- [任务说明 1]: 逐字照抄讲 Swift 集合类型协议的文章中的一段。从含有“public protocol IteratorProtocol<Element>”的那句开始,抄到“next() -> Self.Element?”为止。
- [任务说明 2]: 在讲 Swift 集合类型协议的文章中,MutableCollection 不允许哪类操作?
- [任务说明 3]: 接着讲 Swift 集合类型协议的文章的最后一句往下写。

- [阅读文章]:

__________

Swift-集合类型协议

197 阅读9分钟

日常开发中使用最多的应该就是集合类型了,本文通过查看一些源码来进一步理解下集合类型协议。

协议继承关系

image.png

  • Sequence 提供迭代能力。允许你创建一个迭代器,但是不能保障迭代器只能单次遍历还是支持多次遍历。

    public protocol Sequence<Element> {
    
        associatedtype Element where Self.Element == Self.Iterator.Element
    
        associatedtype Iterator : IteratorProtocol
    
        func makeIterator() -> Self.Iterator
    
            //...
    }
    
  • IteratorProtocol 每次提供序列中的一个值。IteratorProtocol 协议与Sequence 协议是紧密相关的,当你使用for-in 遍历集合类型时,内部使用的是Sequence/Collection 的iterator。

    public protocol IteratorProtocol<Element> {
    
        associatedtype Element
    
        ///可以看到返回值是一个可选型,如果有下一个返回下一个,否则返回nil。
        mutating func next() -> Self.Element?
    }
    
  • Collection 继承于Sequence,允许多次遍历。可以通过索引访问其中的元素,还提供了集合切片的能力。

    public protocol Collection<Element> : Sequence {
    
        subscript(position: Self.Index) -> Self.Element { get }
    
        subscript(bounds: Range<Self.Index>) -> Self.SubSequence { get }
    }
    
  • MutableCollection 继承于Collection,提供通过下标读写的能力。但是不能改变集合本身的长度,比如添加、删除操作是不允许的。

__________

- [记录数据]:
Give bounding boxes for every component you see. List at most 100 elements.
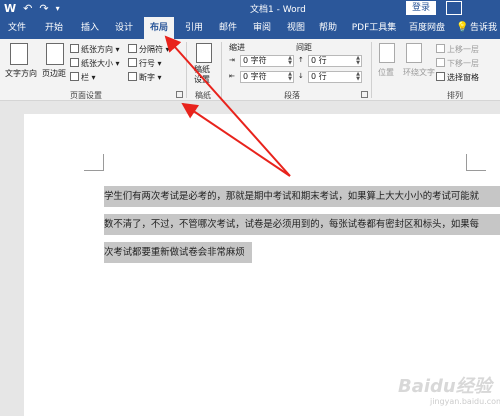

__________

- [参考答案 1]:
public protocol IteratorProtocol<Element> {
    
        associatedtype Element
    
        ///可以看到返回值是一个可选型,如果有下一个返回下一个,否则返回nil。
        mutating func next() -> Self.Element?

- [参考答案 2]: 不允许改变集合本身长度的操作,比如添加、删除。

- [参考答案 3]:
    public protocol MutableCollection<Element> : Collection where Self.SubSequence : MutableCollection {
    
        // 重写了Collection的方法
        override subscript(position: Self.Index) -> Self.Element { get set }
    
        override subscript(bounds: Range<Self.Index>) -> Self.SubSequence { get set }
    }
    
  • RangeReplaceableCollection 提供使用一个集合替换当前集合任意子区间的能力。你需要实现init()和replaceSubrange(:with:) 方法,其他的方法都是通过调用replaceSubrange(:with:) 实现的。你也可以通过重写协议中的方法进行自定义实现。

    public protocol RangeReplaceableCollection<Element> : Collection where Self.SubSequence : RangeReplaceableCollection {
    
        init()
    
        mutating func replaceSubrange<C>(_ subrange: Range<Self.Index>, with newElements: C) where C : Collection, Self.Element == C.Element
    
        mutating func append(_ newElement: Self.Element)
    
        mutating func insert(_ newElement: Self.Element, at i: Self.Index)
    
        mutating func remove(at i: Self.Index) -> Self.Element
    
        //...
    }
    
  • BidirectionalCollection 提供逆向遍历的能力。

    public protocol BidirectionalCollection<Element> : Collection where Self.Indices : BidirectionalCollection, Self.SubSequence : BidirectionalCollection {
    
        func index(before i: Self.Index) -> Self.Index
    
        //...
    }
    
  • RandomAccessCollection 提供了高效的索引计算能力。要求把索引移动任意距离和计算索引间距离的时间复杂度为O(1)。

    public protocol RandomAccessCollection<Element> : BidirectionalCollection where Self.Indices : RandomAccessCollection, Self.SubSequence : RandomAccessCollection {
    
        func index(_ i: Self.Index, offsetBy distance: Int) -> Self.Index
    
        func distance(from start: Self.Index, to end: Self.Index) -> Int
    
        //...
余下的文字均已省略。